[Dataset entries on figures]
######

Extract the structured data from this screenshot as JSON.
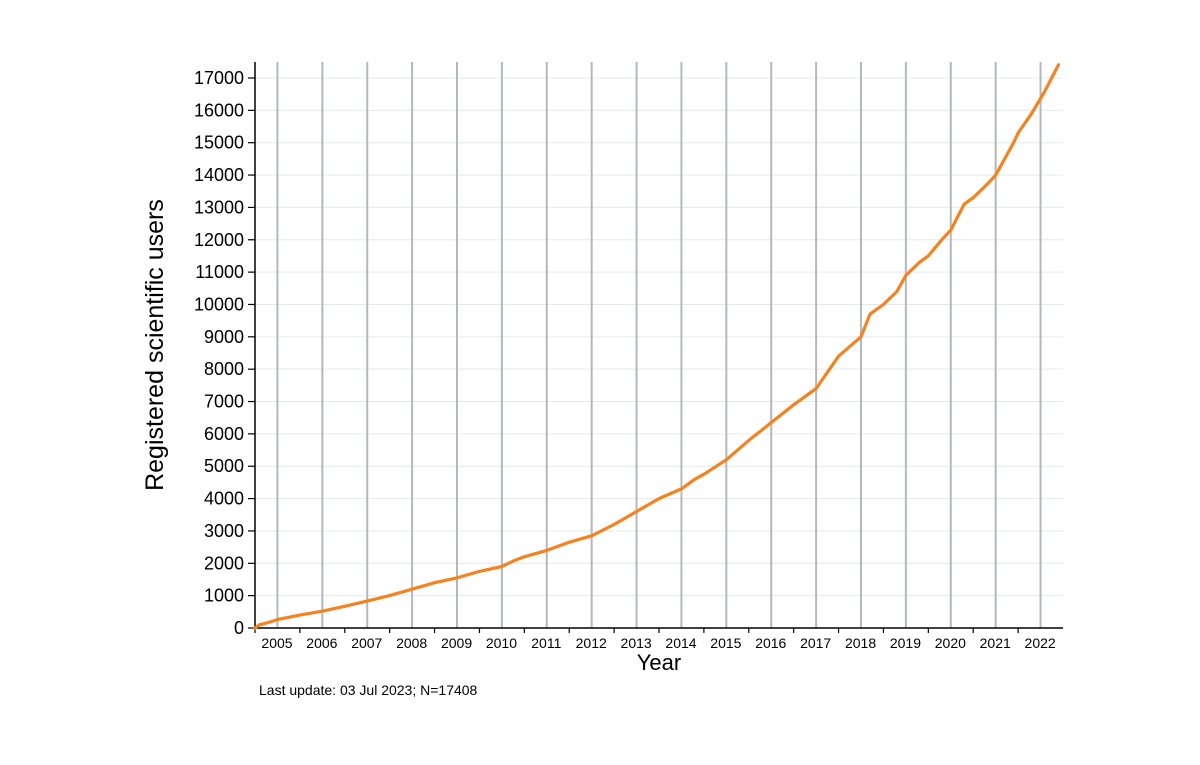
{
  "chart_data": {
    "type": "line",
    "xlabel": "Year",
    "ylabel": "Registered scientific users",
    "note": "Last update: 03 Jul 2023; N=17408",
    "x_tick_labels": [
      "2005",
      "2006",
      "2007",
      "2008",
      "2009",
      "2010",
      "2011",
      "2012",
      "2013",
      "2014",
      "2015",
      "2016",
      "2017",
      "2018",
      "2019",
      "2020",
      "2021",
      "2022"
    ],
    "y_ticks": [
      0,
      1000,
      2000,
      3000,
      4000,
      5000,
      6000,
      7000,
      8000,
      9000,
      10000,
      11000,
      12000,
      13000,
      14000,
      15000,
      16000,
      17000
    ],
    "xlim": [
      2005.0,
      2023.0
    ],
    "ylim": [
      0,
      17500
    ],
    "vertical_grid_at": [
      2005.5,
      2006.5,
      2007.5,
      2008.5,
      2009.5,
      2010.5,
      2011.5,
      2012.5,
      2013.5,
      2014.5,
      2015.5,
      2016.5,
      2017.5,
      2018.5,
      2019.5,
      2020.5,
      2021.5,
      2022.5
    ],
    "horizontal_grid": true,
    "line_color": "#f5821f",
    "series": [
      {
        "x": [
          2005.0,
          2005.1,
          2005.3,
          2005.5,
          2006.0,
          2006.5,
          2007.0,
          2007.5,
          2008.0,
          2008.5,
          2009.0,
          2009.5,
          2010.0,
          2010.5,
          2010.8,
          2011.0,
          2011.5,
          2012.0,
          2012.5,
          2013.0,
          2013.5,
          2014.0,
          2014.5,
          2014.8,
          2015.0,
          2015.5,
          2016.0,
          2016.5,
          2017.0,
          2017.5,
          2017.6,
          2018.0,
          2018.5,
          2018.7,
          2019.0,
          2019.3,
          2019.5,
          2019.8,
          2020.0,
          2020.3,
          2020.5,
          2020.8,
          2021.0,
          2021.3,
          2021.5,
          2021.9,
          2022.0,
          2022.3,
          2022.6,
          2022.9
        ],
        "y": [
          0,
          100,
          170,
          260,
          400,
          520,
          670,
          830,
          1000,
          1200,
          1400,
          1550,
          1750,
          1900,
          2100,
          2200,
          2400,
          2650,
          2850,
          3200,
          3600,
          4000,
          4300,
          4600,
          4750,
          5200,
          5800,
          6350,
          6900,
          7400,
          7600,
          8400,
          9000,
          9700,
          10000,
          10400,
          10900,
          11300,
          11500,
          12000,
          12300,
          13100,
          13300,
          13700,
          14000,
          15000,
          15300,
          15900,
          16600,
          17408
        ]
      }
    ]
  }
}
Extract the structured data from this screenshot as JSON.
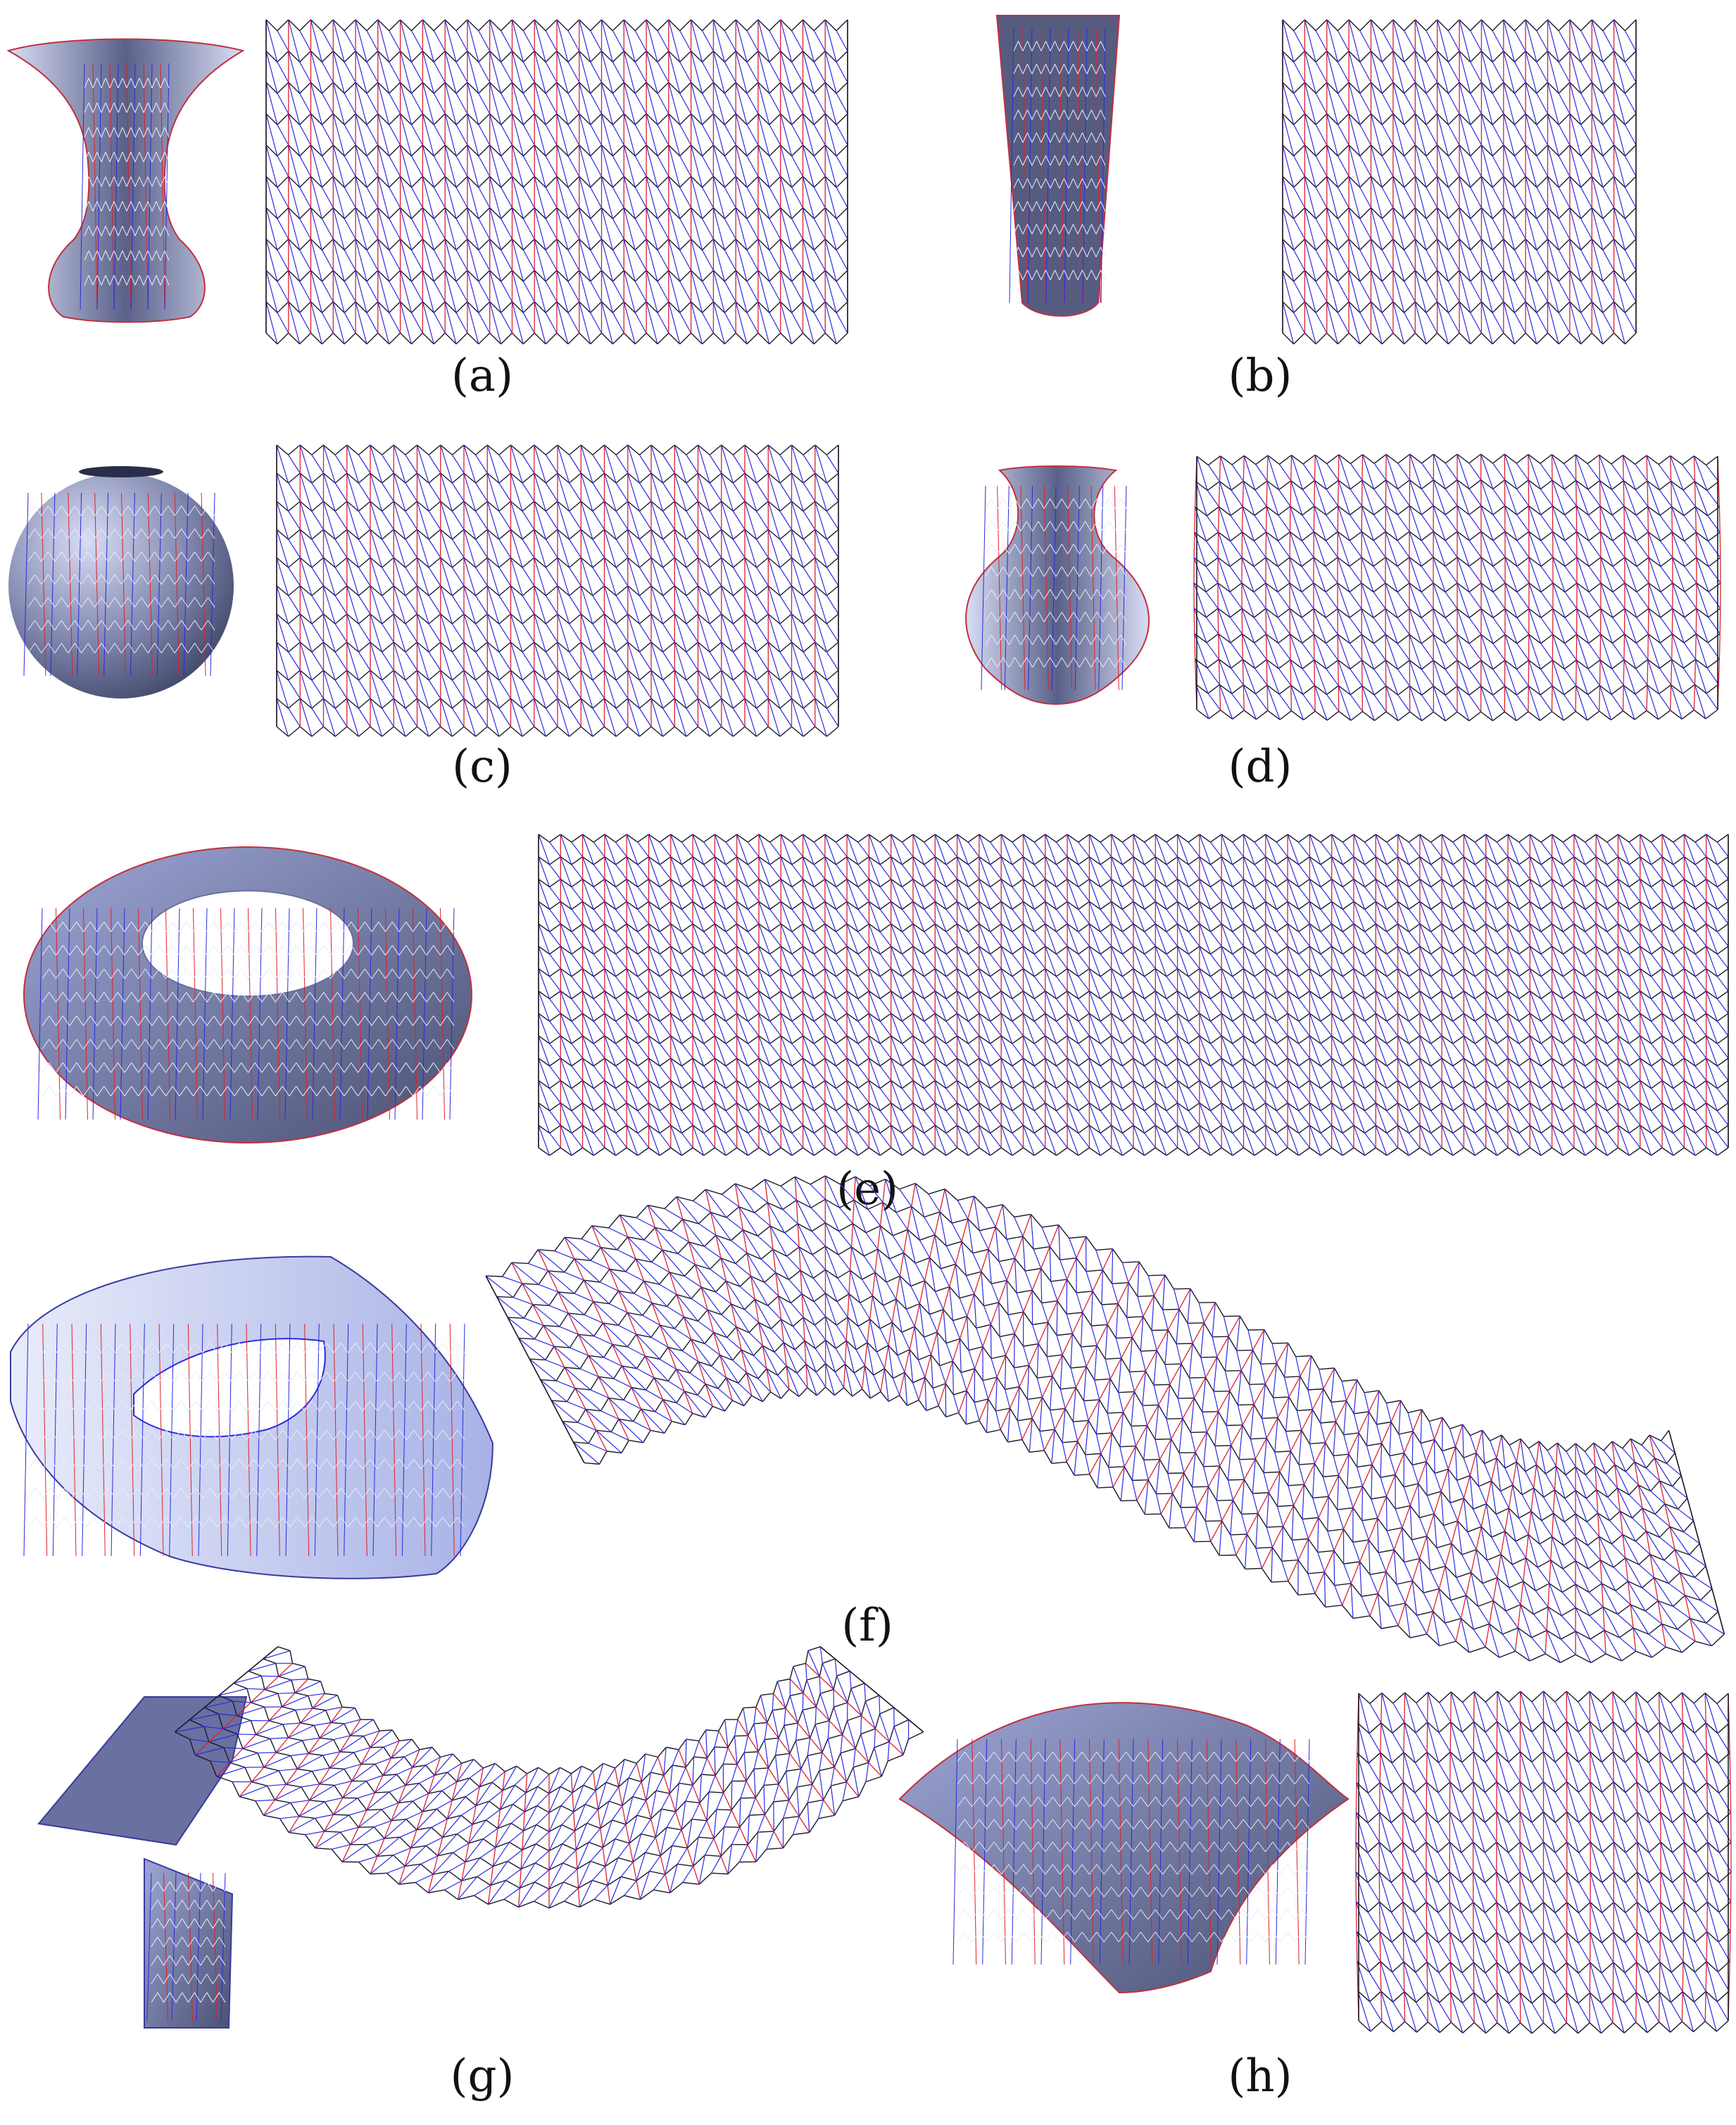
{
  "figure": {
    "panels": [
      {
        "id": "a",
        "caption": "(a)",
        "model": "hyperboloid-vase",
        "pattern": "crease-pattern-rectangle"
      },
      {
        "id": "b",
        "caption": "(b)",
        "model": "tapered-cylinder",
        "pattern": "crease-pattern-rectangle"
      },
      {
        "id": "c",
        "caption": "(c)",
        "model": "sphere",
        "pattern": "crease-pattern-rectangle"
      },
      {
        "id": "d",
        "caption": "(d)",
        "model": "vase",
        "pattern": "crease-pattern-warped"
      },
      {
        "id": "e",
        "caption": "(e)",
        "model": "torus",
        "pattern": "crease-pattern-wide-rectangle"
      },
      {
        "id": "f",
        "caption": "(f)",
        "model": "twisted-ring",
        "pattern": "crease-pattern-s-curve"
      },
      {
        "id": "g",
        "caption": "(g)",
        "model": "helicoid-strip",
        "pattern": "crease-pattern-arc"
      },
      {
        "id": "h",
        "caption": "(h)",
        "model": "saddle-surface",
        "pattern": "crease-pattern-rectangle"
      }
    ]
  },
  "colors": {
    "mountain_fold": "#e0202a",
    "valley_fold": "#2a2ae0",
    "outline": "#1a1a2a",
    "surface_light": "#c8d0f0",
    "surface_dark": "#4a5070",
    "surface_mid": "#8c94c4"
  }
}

######

**Problem requirements**
All records must be output exactly as they are, except for the pictures, which are left out.

**Written solution**
Extract the structured data from this screenshot as JSON.
{
  "chart_data": {
    "type": "line",
    "xlabel": "Year",
    "ylabel": "Registered scientific users",
    "note": "Last update: 03 Jul 2023; N=17408",
    "x_tick_labels": [
      "2005",
      "2006",
      "2007",
      "2008",
      "2009",
      "2010",
      "2011",
      "2012",
      "2013",
      "2014",
      "2015",
      "2016",
      "2017",
      "2018",
      "2019",
      "2020",
      "2021",
      "2022"
    ],
    "y_ticks": [
      0,
      1000,
      2000,
      3000,
      4000,
      5000,
      6000,
      7000,
      8000,
      9000,
      10000,
      11000,
      12000,
      13000,
      14000,
      15000,
      16000,
      17000
    ],
    "xlim": [
      2005.0,
      2023.0
    ],
    "ylim": [
      0,
      17500
    ],
    "vertical_grid_at": [
      2005.5,
      2006.5,
      2007.5,
      2008.5,
      2009.5,
      2010.5,
      2011.5,
      2012.5,
      2013.5,
      2014.5,
      2015.5,
      2016.5,
      2017.5,
      2018.5,
      2019.5,
      2020.5,
      2021.5,
      2022.5
    ],
    "horizontal_grid": true,
    "line_color": "#f5821f",
    "series": [
      {
        "x": [
          2005.0,
          2005.1,
          2005.3,
          2005.5,
          2006.0,
          2006.5,
          2007.0,
          2007.5,
          2008.0,
          2008.5,
          2009.0,
          2009.5,
          2010.0,
          2010.5,
          2010.8,
          2011.0,
          2011.5,
          2012.0,
          2012.5,
          2013.0,
          2013.5,
          2014.0,
          2014.5,
          2014.8,
          2015.0,
          2015.5,
          2016.0,
          2016.5,
          2017.0,
          2017.5,
          2017.6,
          2018.0,
          2018.5,
          2018.7,
          2019.0,
          2019.3,
          2019.5,
          2019.8,
          2020.0,
          2020.3,
          2020.5,
          2020.8,
          2021.0,
          2021.3,
          2021.5,
          2021.9,
          2022.0,
          2022.3,
          2022.6,
          2022.9
        ],
        "y": [
          0,
          100,
          170,
          260,
          400,
          520,
          670,
          830,
          1000,
          1200,
          1400,
          1550,
          1750,
          1900,
          2100,
          2200,
          2400,
          2650,
          2850,
          3200,
          3600,
          4000,
          4300,
          4600,
          4750,
          5200,
          5800,
          6350,
          6900,
          7400,
          7600,
          8400,
          9000,
          9700,
          10000,
          10400,
          10900,
          11300,
          11500,
          12000,
          12300,
          13100,
          13300,
          13700,
          14000,
          15000,
          15300,
          15900,
          16600,
          17408
        ]
      }
    ]
  }
}
Extract the structured data from this screenshot as JSON.
{
  "figure": {
    "panels": [
      {
        "id": "a",
        "caption": "(a)",
        "model": "hyperboloid-vase",
        "pattern": "crease-pattern-rectangle"
      },
      {
        "id": "b",
        "caption": "(b)",
        "model": "tapered-cylinder",
        "pattern": "crease-pattern-rectangle"
      },
      {
        "id": "c",
        "caption": "(c)",
        "model": "sphere",
        "pattern": "crease-pattern-rectangle"
      },
      {
        "id": "d",
        "caption": "(d)",
        "model": "vase",
        "pattern": "crease-pattern-warped"
      },
      {
        "id": "e",
        "caption": "(e)",
        "model": "torus",
        "pattern": "crease-pattern-wide-rectangle"
      },
      {
        "id": "f",
        "caption": "(f)",
        "model": "twisted-ring",
        "pattern": "crease-pattern-s-curve"
      },
      {
        "id": "g",
        "caption": "(g)",
        "model": "helicoid-strip",
        "pattern": "crease-pattern-arc"
      },
      {
        "id": "h",
        "caption": "(h)",
        "model": "saddle-surface",
        "pattern": "crease-pattern-rectangle"
      }
    ]
  },
  "colors": {
    "mountain_fold": "#e0202a",
    "valley_fold": "#2a2ae0",
    "outline": "#1a1a2a",
    "surface_light": "#c8d0f0",
    "surface_dark": "#4a5070",
    "surface_mid": "#8c94c4"
  }
}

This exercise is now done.